--- EXTRACTED INFORMATION Enclosed Below ---

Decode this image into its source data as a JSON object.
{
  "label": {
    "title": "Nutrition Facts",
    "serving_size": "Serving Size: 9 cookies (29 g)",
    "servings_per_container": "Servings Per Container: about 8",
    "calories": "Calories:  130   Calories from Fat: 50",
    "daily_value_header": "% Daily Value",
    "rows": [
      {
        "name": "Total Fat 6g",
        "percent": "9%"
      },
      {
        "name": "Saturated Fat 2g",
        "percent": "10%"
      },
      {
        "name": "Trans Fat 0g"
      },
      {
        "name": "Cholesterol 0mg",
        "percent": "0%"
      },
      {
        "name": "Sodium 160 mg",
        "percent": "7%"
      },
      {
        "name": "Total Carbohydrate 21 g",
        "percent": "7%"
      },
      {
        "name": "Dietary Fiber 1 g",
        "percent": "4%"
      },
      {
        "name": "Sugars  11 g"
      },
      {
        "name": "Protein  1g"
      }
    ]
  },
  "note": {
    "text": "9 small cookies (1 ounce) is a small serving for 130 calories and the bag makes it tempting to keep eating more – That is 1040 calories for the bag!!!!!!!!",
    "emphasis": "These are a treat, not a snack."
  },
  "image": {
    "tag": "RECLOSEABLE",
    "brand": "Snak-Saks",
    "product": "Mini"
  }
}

--- End of Enclosed EXTRACTED INFORMATION ---

→ **WHAT TO PRODUCE**:
Lines holding the string "name" must be copied out of the entries above.

→ **EXERCISE SOLUTION**:
        "name": "Total Fat 6g",
        "name": "Saturated Fat 2g",
        "name": "Trans Fat 0g"
        "name": "Cholesterol 0mg",
        "name": "Sodium 160 mg",
        "name": "Total Carbohydrate 21 g",
        "name": "Dietary Fiber 1 g",
        "name": "Sugars  11 g"
        "name": "Protein  1g"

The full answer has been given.